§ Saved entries
§ §

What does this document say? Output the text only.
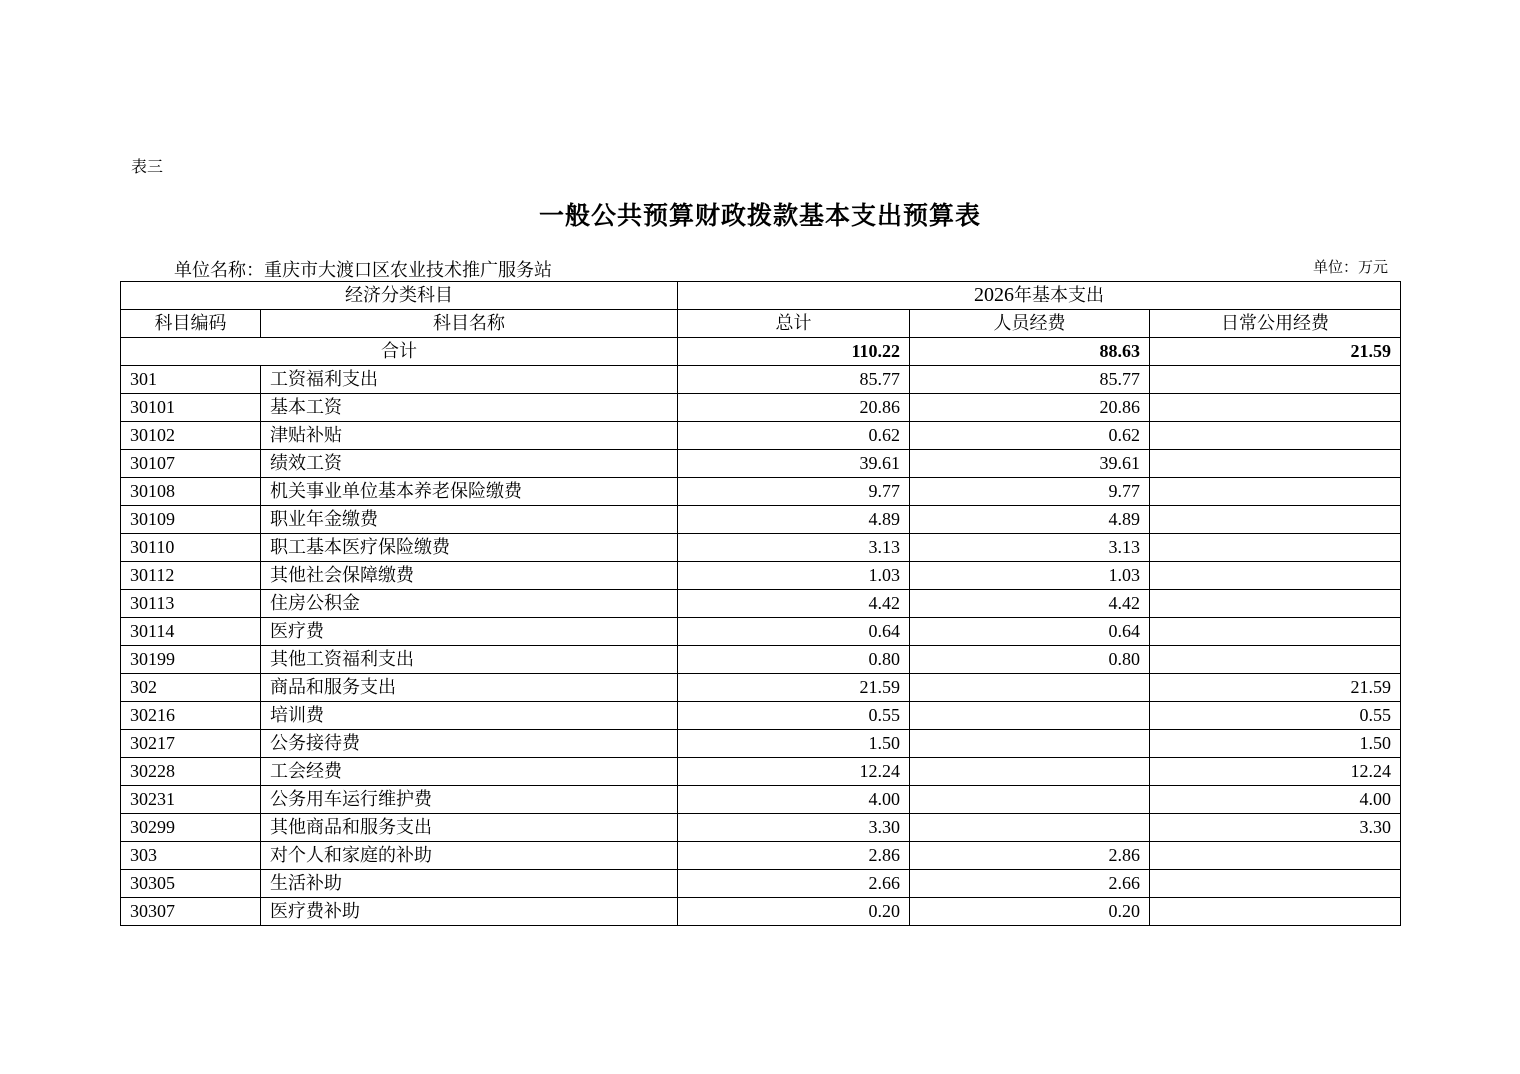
表三
一般公共预算财政拨款基本支出预算表
单位名称：重庆市大渡口区农业技术推广服务站	单位：万元
经济分类科目		2026年基本支出		
科目编码	科目名称	总计	人员经费	日常公用经费
合计		110.22	88.63	21.59
301	工资福利支出	85.77	85.77	
30101	基本工资	20.86	20.86	
30102	津贴补贴	0.62	0.62	
30107	绩效工资	39.61	39.61	
30108	机关事业单位基本养老保险缴费	9.77	9.77	
30109	职业年金缴费	4.89	4.89	
30110	职工基本医疗保险缴费	3.13	3.13	
30112	其他社会保障缴费	1.03	1.03	
30113	住房公积金	4.42	4.42	
30114	医疗费	0.64	0.64	
30199	其他工资福利支出	0.80	0.80	
302	商品和服务支出	21.59		21.59
30216	培训费	0.55		0.55
30217	公务接待费	1.50		1.50
30228	工会经费	12.24		12.24
30231	公务用车运行维护费	4.00		4.00
30299	其他商品和服务支出	3.30		3.30
303	对个人和家庭的补助	2.86	2.86	
30305	生活补助	2.66	2.66	
30307	医疗费补助	0.20	0.20	
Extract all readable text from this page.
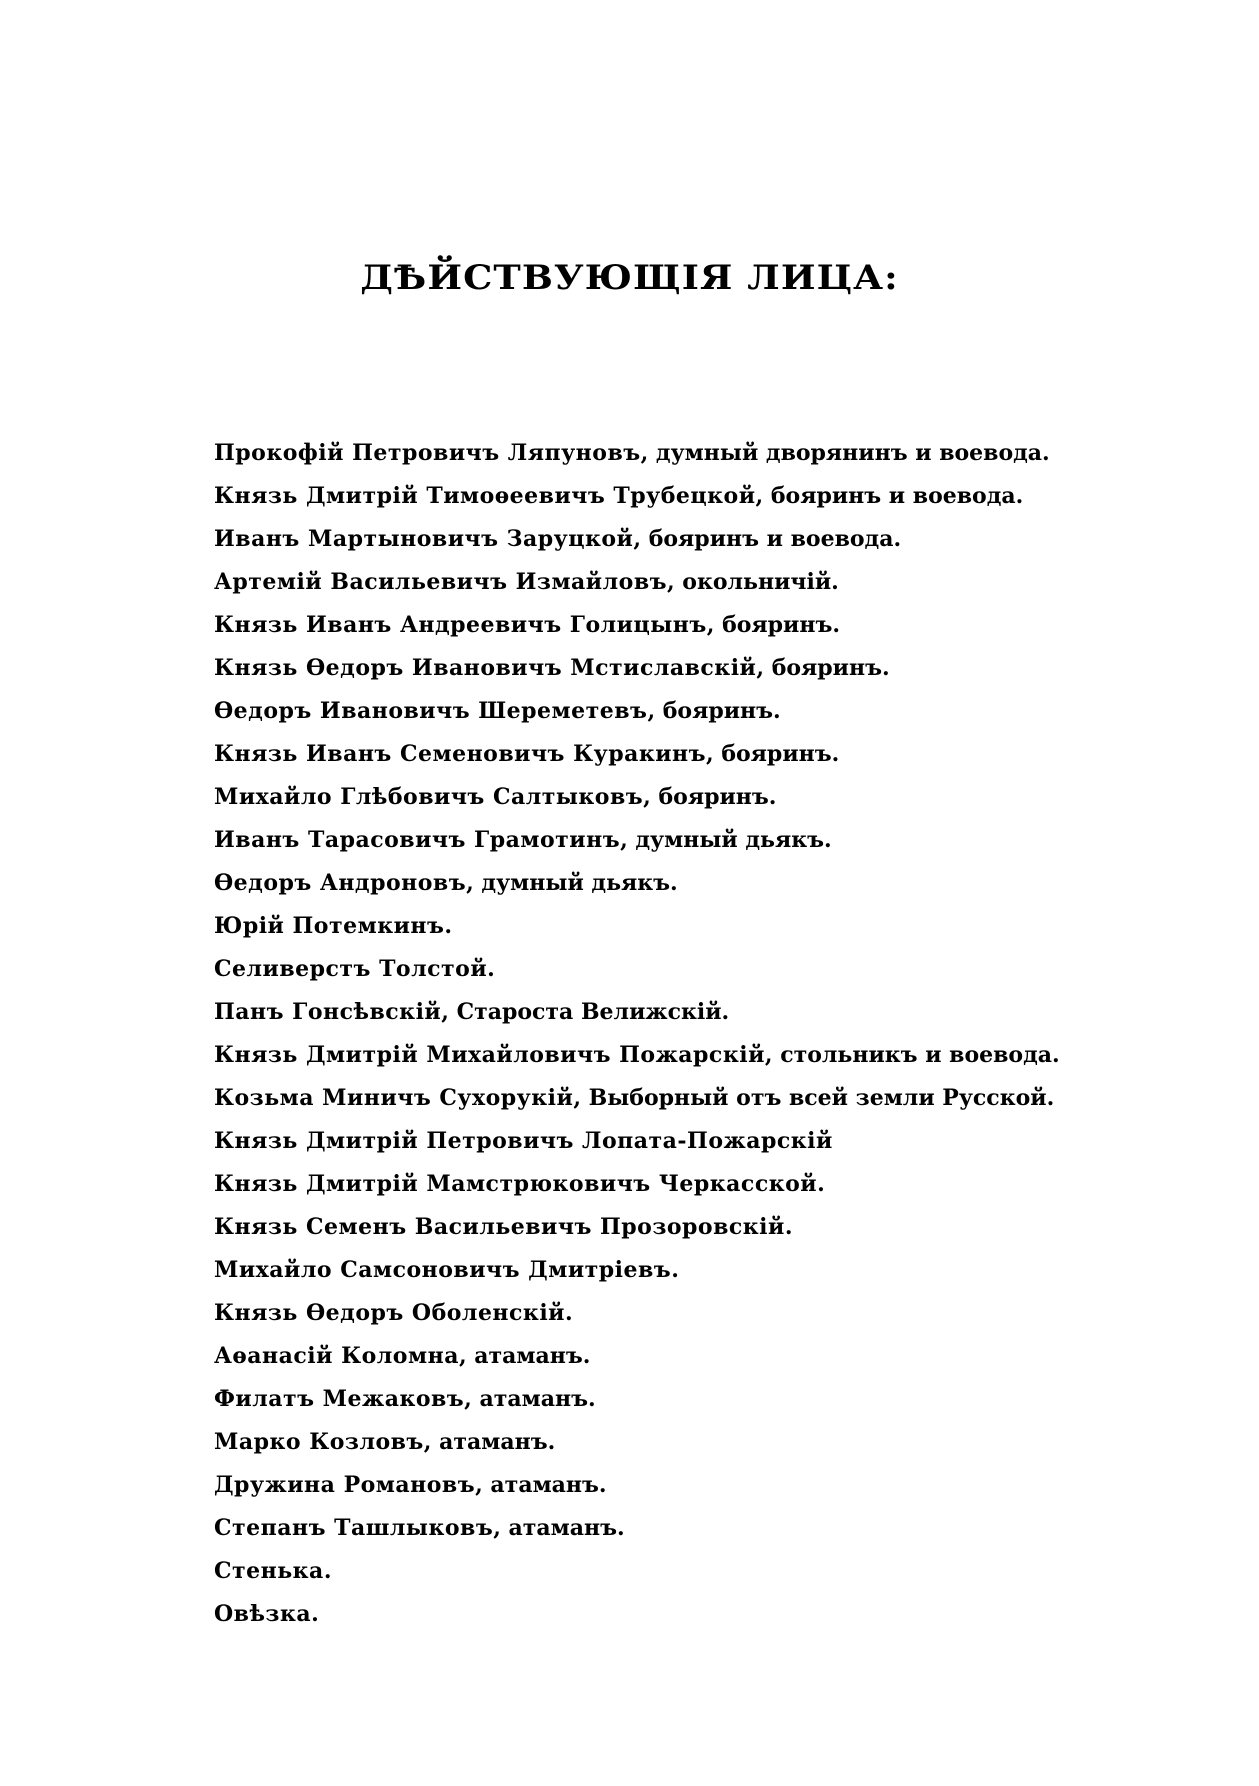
ДѢЙСТВУЮЩІЯ ЛИЦА:
Прокофій Петровичъ Ляпуновъ, думный дворянинъ и воевода.
Князь Дмитрій Тимоѳеевичъ Трубецкой, бояринъ и воевода.
Иванъ Мартыновичъ Заруцкой, бояринъ и воевода.
Артемій Васильевичъ Измайловъ, окольничій.
Князь Иванъ Андреевичъ Голицынъ, бояринъ.
Князь Ѳедоръ Ивановичъ Мстиславскій, бояринъ.
Ѳедоръ Ивановичъ Шереметевъ, бояринъ.
Князь Иванъ Семеновичъ Куракинъ, бояринъ.
Михайло Глѣбовичъ Салтыковъ, бояринъ.
Иванъ Тарасовичъ Грамотинъ, думный дьякъ.
Ѳедоръ Андроновъ, думный дьякъ.
Юрій Потемкинъ.
Селиверстъ Толстой.
Панъ Гонсѣвскій, Староста Велижскій.
Князь Дмитрій Михайловичъ Пожарскій, стольникъ и воевода.
Козьма Миничъ Сухорукій, Выборный отъ всей земли Русской.
Князь Дмитрій Петровичъ Лопата-Пожарскій
Князь Дмитрій Мамстрюковичъ Черкасской.
Князь Семенъ Васильевичъ Прозоровскій.
Михайло Самсоновичъ Дмитріевъ.
Князь Ѳедоръ Оболенскій.
Аѳанасій Коломна, атаманъ.
Филатъ Межаковъ, атаманъ.
Марко Козловъ, атаманъ.
Дружина Романовъ, атаманъ.
Степанъ Ташлыковъ, атаманъ.
Стенька.
Овѣзка.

§ §

§ Aim
Nothing in the entries should change as you copy them, except that the pictures are left out.

§ Result of the exercise
What does this document say? Output the text only.
表三
一般公共预算财政拨款基本支出预算表
单位名称：重庆市大渡口区农业技术推广服务站	单位：万元
经济分类科目		2026年基本支出		
科目编码	科目名称	总计	人员经费	日常公用经费
合计		110.22	88.63	21.59
301	工资福利支出	85.77	85.77	
30101	基本工资	20.86	20.86	
30102	津贴补贴	0.62	0.62	
30107	绩效工资	39.61	39.61	
30108	机关事业单位基本养老保险缴费	9.77	9.77	
30109	职业年金缴费	4.89	4.89	
30110	职工基本医疗保险缴费	3.13	3.13	
30112	其他社会保障缴费	1.03	1.03	
30113	住房公积金	4.42	4.42	
30114	医疗费	0.64	0.64	
30199	其他工资福利支出	0.80	0.80	
302	商品和服务支出	21.59		21.59
30216	培训费	0.55		0.55
30217	公务接待费	1.50		1.50
30228	工会经费	12.24		12.24
30231	公务用车运行维护费	4.00		4.00
30299	其他商品和服务支出	3.30		3.30
303	对个人和家庭的补助	2.86	2.86	
30305	生活补助	2.66	2.66	
30307	医疗费补助	0.20	0.20	
Extract all readable text from this page.
ДѢЙСТВУЮЩІЯ ЛИЦА:
Прокофій Петровичъ Ляпуновъ, думный дворянинъ и воевода.
Князь Дмитрій Тимоѳеевичъ Трубецкой, бояринъ и воевода.
Иванъ Мартыновичъ Заруцкой, бояринъ и воевода.
Артемій Васильевичъ Измайловъ, окольничій.
Князь Иванъ Андреевичъ Голицынъ, бояринъ.
Князь Ѳедоръ Ивановичъ Мстиславскій, бояринъ.
Ѳедоръ Ивановичъ Шереметевъ, бояринъ.
Князь Иванъ Семеновичъ Куракинъ, бояринъ.
Михайло Глѣбовичъ Салтыковъ, бояринъ.
Иванъ Тарасовичъ Грамотинъ, думный дьякъ.
Ѳедоръ Андроновъ, думный дьякъ.
Юрій Потемкинъ.
Селиверстъ Толстой.
Панъ Гонсѣвскій, Староста Велижскій.
Князь Дмитрій Михайловичъ Пожарскій, стольникъ и воевода.
Козьма Миничъ Сухорукій, Выборный отъ всей земли Русской.
Князь Дмитрій Петровичъ Лопата-Пожарскій
Князь Дмитрій Мамстрюковичъ Черкасской.
Князь Семенъ Васильевичъ Прозоровскій.
Михайло Самсоновичъ Дмитріевъ.
Князь Ѳедоръ Оболенскій.
Аѳанасій Коломна, атаманъ.
Филатъ Межаковъ, атаманъ.
Марко Козловъ, атаманъ.
Дружина Романовъ, атаманъ.
Степанъ Ташлыковъ, атаманъ.
Стенька.
Овѣзка.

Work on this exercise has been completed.